BEGIN Provided material

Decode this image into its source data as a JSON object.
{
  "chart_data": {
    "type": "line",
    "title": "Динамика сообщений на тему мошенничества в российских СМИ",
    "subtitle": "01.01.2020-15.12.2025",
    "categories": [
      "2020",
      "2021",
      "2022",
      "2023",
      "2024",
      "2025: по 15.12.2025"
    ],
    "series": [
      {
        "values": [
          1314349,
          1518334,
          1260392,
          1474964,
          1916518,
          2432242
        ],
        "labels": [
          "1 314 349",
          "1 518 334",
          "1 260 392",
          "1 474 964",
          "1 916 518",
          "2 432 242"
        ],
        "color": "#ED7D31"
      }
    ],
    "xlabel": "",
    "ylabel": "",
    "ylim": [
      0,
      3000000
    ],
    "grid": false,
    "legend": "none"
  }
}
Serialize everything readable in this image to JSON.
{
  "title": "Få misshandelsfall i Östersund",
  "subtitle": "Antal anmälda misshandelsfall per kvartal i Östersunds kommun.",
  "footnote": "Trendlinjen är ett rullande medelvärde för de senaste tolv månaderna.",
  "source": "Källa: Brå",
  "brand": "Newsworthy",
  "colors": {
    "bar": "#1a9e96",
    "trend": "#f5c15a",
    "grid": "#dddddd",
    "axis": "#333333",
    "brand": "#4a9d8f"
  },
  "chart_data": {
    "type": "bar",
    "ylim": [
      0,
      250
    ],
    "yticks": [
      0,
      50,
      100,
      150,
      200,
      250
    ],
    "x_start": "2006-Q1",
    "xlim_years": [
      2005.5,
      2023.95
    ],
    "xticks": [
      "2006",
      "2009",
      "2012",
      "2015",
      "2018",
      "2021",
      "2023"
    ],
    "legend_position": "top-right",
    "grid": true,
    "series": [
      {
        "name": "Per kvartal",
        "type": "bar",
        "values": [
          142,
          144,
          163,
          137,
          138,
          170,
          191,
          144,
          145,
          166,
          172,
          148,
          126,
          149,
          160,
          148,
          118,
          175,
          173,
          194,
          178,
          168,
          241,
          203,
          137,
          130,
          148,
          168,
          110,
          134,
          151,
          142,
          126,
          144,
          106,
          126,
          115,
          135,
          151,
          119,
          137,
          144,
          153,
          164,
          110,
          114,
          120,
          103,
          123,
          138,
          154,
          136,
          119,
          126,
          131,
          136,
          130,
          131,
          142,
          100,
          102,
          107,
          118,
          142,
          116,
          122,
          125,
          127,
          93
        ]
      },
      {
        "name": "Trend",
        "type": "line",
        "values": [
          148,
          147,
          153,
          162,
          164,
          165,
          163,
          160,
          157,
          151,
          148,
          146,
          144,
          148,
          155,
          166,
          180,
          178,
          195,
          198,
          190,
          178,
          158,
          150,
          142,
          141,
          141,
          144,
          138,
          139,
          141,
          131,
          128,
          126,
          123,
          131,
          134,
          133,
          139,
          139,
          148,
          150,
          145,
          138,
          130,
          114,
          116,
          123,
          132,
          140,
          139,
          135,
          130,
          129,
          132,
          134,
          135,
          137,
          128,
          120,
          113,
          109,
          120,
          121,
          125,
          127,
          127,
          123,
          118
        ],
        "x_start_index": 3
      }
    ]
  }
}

END Provided material

▶ [What is needed]
Each record above must be given again exactly.

▶ [Response to this exercise]
Decode this image into its source data as a JSON object.
{
  "chart_data": {
    "type": "line",
    "title": "Динамика сообщений на тему мошенничества в российских СМИ",
    "subtitle": "01.01.2020-15.12.2025",
    "categories": [
      "2020",
      "2021",
      "2022",
      "2023",
      "2024",
      "2025: по 15.12.2025"
    ],
    "series": [
      {
        "values": [
          1314349,
          1518334,
          1260392,
          1474964,
          1916518,
          2432242
        ],
        "labels": [
          "1 314 349",
          "1 518 334",
          "1 260 392",
          "1 474 964",
          "1 916 518",
          "2 432 242"
        ],
        "color": "#ED7D31"
      }
    ],
    "xlabel": "",
    "ylabel": "",
    "ylim": [
      0,
      3000000
    ],
    "grid": false,
    "legend": "none"
  }
}
Serialize everything readable in this image to JSON.
{
  "title": "Få misshandelsfall i Östersund",
  "subtitle": "Antal anmälda misshandelsfall per kvartal i Östersunds kommun.",
  "footnote": "Trendlinjen är ett rullande medelvärde för de senaste tolv månaderna.",
  "source": "Källa: Brå",
  "brand": "Newsworthy",
  "colors": {
    "bar": "#1a9e96",
    "trend": "#f5c15a",
    "grid": "#dddddd",
    "axis": "#333333",
    "brand": "#4a9d8f"
  },
  "chart_data": {
    "type": "bar",
    "ylim": [
      0,
      250
    ],
    "yticks": [
      0,
      50,
      100,
      150,
      200,
      250
    ],
    "x_start": "2006-Q1",
    "xlim_years": [
      2005.5,
      2023.95
    ],
    "xticks": [
      "2006",
      "2009",
      "2012",
      "2015",
      "2018",
      "2021",
      "2023"
    ],
    "legend_position": "top-right",
    "grid": true,
    "series": [
      {
        "name": "Per kvartal",
        "type": "bar",
        "values": [
          142,
          144,
          163,
          137,
          138,
          170,
          191,
          144,
          145,
          166,
          172,
          148,
          126,
          149,
          160,
          148,
          118,
          175,
          173,
          194,
          178,
          168,
          241,
          203,
          137,
          130,
          148,
          168,
          110,
          134,
          151,
          142,
          126,
          144,
          106,
          126,
          115,
          135,
          151,
          119,
          137,
          144,
          153,
          164,
          110,
          114,
          120,
          103,
          123,
          138,
          154,
          136,
          119,
          126,
          131,
          136,
          130,
          131,
          142,
          100,
          102,
          107,
          118,
          142,
          116,
          122,
          125,
          127,
          93
        ]
      },
      {
        "name": "Trend",
        "type": "line",
        "values": [
          148,
          147,
          153,
          162,
          164,
          165,
          163,
          160,
          157,
          151,
          148,
          146,
          144,
          148,
          155,
          166,
          180,
          178,
          195,
          198,
          190,
          178,
          158,
          150,
          142,
          141,
          141,
          144,
          138,
          139,
          141,
          131,
          128,
          126,
          123,
          131,
          134,
          133,
          139,
          139,
          148,
          150,
          145,
          138,
          130,
          114,
          116,
          123,
          132,
          140,
          139,
          135,
          130,
          129,
          132,
          134,
          135,
          137,
          128,
          120,
          113,
          109,
          120,
          121,
          125,
          127,
          127,
          123,
          118
        ],
        "x_start_index": 3
      }
    ]
  }
}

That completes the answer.